Figure data in JSON:
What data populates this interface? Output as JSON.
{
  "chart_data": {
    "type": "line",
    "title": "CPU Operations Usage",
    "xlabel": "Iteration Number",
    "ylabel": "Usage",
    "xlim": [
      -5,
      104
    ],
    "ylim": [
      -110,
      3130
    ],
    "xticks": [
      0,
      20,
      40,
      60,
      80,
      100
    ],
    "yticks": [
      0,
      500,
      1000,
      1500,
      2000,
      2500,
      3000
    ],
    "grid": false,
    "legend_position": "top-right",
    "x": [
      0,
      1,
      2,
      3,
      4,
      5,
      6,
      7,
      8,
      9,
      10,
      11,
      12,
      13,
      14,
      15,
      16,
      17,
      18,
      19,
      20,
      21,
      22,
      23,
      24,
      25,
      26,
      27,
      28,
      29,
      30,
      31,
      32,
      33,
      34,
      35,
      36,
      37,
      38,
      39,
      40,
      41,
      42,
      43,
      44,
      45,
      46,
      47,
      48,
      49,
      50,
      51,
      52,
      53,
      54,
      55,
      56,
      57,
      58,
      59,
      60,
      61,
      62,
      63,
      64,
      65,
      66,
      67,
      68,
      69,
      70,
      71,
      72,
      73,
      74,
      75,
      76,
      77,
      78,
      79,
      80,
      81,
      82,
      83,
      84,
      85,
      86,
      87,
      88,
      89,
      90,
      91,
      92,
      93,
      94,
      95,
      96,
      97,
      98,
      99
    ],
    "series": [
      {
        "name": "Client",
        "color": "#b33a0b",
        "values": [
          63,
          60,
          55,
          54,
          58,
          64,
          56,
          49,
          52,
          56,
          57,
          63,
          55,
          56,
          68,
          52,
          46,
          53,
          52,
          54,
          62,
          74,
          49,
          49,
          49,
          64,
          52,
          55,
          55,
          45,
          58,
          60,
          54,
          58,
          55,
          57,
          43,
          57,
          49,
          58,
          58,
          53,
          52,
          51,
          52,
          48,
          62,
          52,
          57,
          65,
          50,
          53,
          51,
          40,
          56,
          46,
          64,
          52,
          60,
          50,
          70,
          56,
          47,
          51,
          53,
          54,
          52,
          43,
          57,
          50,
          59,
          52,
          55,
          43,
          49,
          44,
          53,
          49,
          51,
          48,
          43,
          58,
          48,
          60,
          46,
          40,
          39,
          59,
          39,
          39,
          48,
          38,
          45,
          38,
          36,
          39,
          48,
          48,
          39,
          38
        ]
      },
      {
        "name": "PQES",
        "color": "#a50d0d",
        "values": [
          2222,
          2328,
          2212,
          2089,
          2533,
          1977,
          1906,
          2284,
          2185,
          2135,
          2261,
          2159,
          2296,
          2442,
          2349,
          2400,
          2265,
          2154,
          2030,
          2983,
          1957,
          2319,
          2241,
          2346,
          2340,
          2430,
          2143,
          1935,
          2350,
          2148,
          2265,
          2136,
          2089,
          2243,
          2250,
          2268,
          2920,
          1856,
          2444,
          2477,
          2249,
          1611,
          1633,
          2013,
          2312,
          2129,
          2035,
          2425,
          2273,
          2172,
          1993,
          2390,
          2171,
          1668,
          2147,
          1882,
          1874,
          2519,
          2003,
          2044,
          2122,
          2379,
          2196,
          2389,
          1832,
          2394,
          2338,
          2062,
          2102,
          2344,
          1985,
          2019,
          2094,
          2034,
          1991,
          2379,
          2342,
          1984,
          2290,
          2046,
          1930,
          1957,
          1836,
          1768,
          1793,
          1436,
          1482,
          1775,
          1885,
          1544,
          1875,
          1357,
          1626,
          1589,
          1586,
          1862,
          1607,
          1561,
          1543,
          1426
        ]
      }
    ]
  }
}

## Task goal
Write out every entry above, word for word.

## Problem solution
What data populates this interface? Output as JSON.
{
  "chart_data": {
    "type": "line",
    "title": "CPU Operations Usage",
    "xlabel": "Iteration Number",
    "ylabel": "Usage",
    "xlim": [
      -5,
      104
    ],
    "ylim": [
      -110,
      3130
    ],
    "xticks": [
      0,
      20,
      40,
      60,
      80,
      100
    ],
    "yticks": [
      0,
      500,
      1000,
      1500,
      2000,
      2500,
      3000
    ],
    "grid": false,
    "legend_position": "top-right",
    "x": [
      0,
      1,
      2,
      3,
      4,
      5,
      6,
      7,
      8,
      9,
      10,
      11,
      12,
      13,
      14,
      15,
      16,
      17,
      18,
      19,
      20,
      21,
      22,
      23,
      24,
      25,
      26,
      27,
      28,
      29,
      30,
      31,
      32,
      33,
      34,
      35,
      36,
      37,
      38,
      39,
      40,
      41,
      42,
      43,
      44,
      45,
      46,
      47,
      48,
      49,
      50,
      51,
      52,
      53,
      54,
      55,
      56,
      57,
      58,
      59,
      60,
      61,
      62,
      63,
      64,
      65,
      66,
      67,
      68,
      69,
      70,
      71,
      72,
      73,
      74,
      75,
      76,
      77,
      78,
      79,
      80,
      81,
      82,
      83,
      84,
      85,
      86,
      87,
      88,
      89,
      90,
      91,
      92,
      93,
      94,
      95,
      96,
      97,
      98,
      99
    ],
    "series": [
      {
        "name": "Client",
        "color": "#b33a0b",
        "values": [
          63,
          60,
          55,
          54,
          58,
          64,
          56,
          49,
          52,
          56,
          57,
          63,
          55,
          56,
          68,
          52,
          46,
          53,
          52,
          54,
          62,
          74,
          49,
          49,
          49,
          64,
          52,
          55,
          55,
          45,
          58,
          60,
          54,
          58,
          55,
          57,
          43,
          57,
          49,
          58,
          58,
          53,
          52,
          51,
          52,
          48,
          62,
          52,
          57,
          65,
          50,
          53,
          51,
          40,
          56,
          46,
          64,
          52,
          60,
          50,
          70,
          56,
          47,
          51,
          53,
          54,
          52,
          43,
          57,
          50,
          59,
          52,
          55,
          43,
          49,
          44,
          53,
          49,
          51,
          48,
          43,
          58,
          48,
          60,
          46,
          40,
          39,
          59,
          39,
          39,
          48,
          38,
          45,
          38,
          36,
          39,
          48,
          48,
          39,
          38
        ]
      },
      {
        "name": "PQES",
        "color": "#a50d0d",
        "values": [
          2222,
          2328,
          2212,
          2089,
          2533,
          1977,
          1906,
          2284,
          2185,
          2135,
          2261,
          2159,
          2296,
          2442,
          2349,
          2400,
          2265,
          2154,
          2030,
          2983,
          1957,
          2319,
          2241,
          2346,
          2340,
          2430,
          2143,
          1935,
          2350,
          2148,
          2265,
          2136,
          2089,
          2243,
          2250,
          2268,
          2920,
          1856,
          2444,
          2477,
          2249,
          1611,
          1633,
          2013,
          2312,
          2129,
          2035,
          2425,
          2273,
          2172,
          1993,
          2390,
          2171,
          1668,
          2147,
          1882,
          1874,
          2519,
          2003,
          2044,
          2122,
          2379,
          2196,
          2389,
          1832,
          2394,
          2338,
          2062,
          2102,
          2344,
          1985,
          2019,
          2094,
          2034,
          1991,
          2379,
          2342,
          1984,
          2290,
          2046,
          1930,
          1957,
          1836,
          1768,
          1793,
          1436,
          1482,
          1775,
          1885,
          1544,
          1875,
          1357,
          1626,
          1589,
          1586,
          1862,
          1607,
          1561,
          1543,
          1426
        ]
      }
    ]
  }
}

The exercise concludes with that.